**PROMPT:** Among the lines below, list those containing the string "функции".
——————
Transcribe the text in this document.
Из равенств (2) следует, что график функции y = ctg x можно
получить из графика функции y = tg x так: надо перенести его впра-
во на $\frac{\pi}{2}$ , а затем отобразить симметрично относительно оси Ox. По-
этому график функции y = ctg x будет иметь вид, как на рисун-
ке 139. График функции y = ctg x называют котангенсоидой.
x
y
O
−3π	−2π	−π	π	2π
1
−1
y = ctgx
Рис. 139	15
——————
**CORRECT ANSWER:**
Из равенств (2) следует, что график функции y = ctg x можно
получить из графика функции y = tg x так: надо перенести его впра-
этому график функции y = ctg x будет иметь вид, как на рисун-
ке 139. График функции y = ctg x называют котангенсоидой.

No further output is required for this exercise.